▶ **What you have to do**
Every record must be transcribed in its entirety, apart from the images, which are to be omitted.

▶ **Data entries**
§ §
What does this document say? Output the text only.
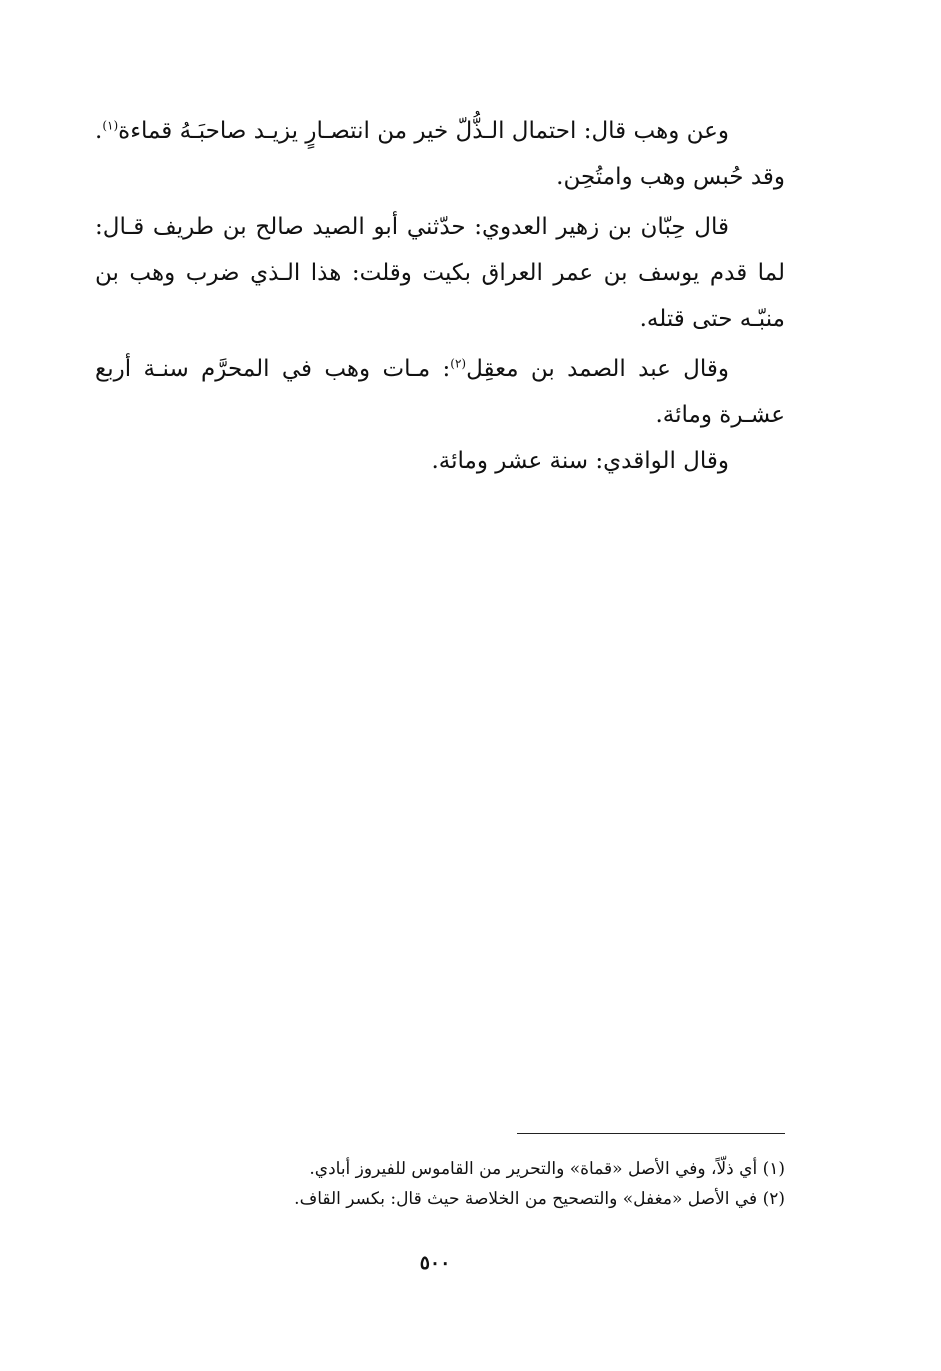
وعن وهب قال: احتمال الـذُّلّ خير من انتصـارٍ يزيـد صاحبَـهُ قماءة$^{(١)}$. وقد حُبس وهب وامتُحِن.

قال حِبّان بن زهير العدوي: حدّثني أبو الصيد صالح بن طريف قـال: لما قدم يوسف بن عمر العراق بكيت وقلت: هذا الـذي ضرب وهب بن منبّـه حتى قتله.

وقال عبد الصمد بن معقِل$^{(٢)}$: مـات وهب في المحرَّم سنـة أربع عشـرة ومائة.

وقال الواقدي: سنة عشر ومائة.

(١) أي ذلّاً، وفي الأصل «قماة» والتحرير من القاموس للفيروز أبادي.

(٢) في الأصل «مغفل» والتصحيح من الخلاصة حيث قال: بكسر القاف.

٥٠٠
§ §
▶ **Written answer**
What does this document say? Output the text only.
وعن وهب قال: احتمال الـذُّلّ خير من انتصـارٍ يزيـد صاحبَـهُ قماءة$^{(١)}$. وقد حُبس وهب وامتُحِن.

قال حِبّان بن زهير العدوي: حدّثني أبو الصيد صالح بن طريف قـال: لما قدم يوسف بن عمر العراق بكيت وقلت: هذا الـذي ضرب وهب بن منبّـه حتى قتله.

وقال عبد الصمد بن معقِل$^{(٢)}$: مـات وهب في المحرَّم سنـة أربع عشـرة ومائة.

وقال الواقدي: سنة عشر ومائة.

(١) أي ذلّاً، وفي الأصل «قماة» والتحرير من القاموس للفيروز أبادي.

(٢) في الأصل «مغفل» والتصحيح من الخلاصة حيث قال: بكسر القاف.

٥٠٠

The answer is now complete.